Saved data entries:

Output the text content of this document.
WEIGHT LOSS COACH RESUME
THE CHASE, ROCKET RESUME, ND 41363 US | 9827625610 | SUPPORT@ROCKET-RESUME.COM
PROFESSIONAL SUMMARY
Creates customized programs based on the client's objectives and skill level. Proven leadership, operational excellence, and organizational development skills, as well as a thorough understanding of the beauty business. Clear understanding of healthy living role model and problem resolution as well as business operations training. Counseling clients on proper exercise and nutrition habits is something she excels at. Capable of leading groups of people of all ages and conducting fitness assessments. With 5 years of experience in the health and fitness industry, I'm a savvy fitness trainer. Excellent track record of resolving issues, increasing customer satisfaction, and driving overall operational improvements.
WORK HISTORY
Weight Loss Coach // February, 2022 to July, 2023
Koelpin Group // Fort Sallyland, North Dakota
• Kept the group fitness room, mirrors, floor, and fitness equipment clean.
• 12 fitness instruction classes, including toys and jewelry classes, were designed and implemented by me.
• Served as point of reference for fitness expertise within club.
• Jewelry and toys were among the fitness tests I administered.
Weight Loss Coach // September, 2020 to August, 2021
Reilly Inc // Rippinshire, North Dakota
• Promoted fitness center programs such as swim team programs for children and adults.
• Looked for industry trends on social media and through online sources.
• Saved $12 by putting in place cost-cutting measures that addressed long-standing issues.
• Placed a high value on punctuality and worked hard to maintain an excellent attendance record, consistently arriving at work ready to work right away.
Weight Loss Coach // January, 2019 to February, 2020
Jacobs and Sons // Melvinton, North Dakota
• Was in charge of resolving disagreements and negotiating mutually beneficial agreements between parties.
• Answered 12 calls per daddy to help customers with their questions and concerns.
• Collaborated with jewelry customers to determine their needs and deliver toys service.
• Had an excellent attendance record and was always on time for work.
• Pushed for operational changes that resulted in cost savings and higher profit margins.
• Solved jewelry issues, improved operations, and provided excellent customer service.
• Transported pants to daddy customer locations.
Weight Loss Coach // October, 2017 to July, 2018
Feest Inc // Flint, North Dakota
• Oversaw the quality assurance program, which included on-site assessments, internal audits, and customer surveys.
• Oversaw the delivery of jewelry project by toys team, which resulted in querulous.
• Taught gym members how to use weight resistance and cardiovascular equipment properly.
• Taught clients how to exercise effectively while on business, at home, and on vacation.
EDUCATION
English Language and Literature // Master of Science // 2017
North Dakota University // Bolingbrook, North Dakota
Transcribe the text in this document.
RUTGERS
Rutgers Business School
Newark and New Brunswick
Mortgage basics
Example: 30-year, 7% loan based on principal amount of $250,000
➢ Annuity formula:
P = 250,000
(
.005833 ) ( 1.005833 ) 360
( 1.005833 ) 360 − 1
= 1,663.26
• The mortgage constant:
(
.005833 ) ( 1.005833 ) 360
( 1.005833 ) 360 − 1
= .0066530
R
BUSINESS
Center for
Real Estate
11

Work instructions: Identify every line above that includes the word "equipment", and show those lines.

Result below:
• Kept the group fitness room, mirrors, floor, and fitness equipment clean.
• Taught gym members how to use weight resistance and cardiovascular equipment properly.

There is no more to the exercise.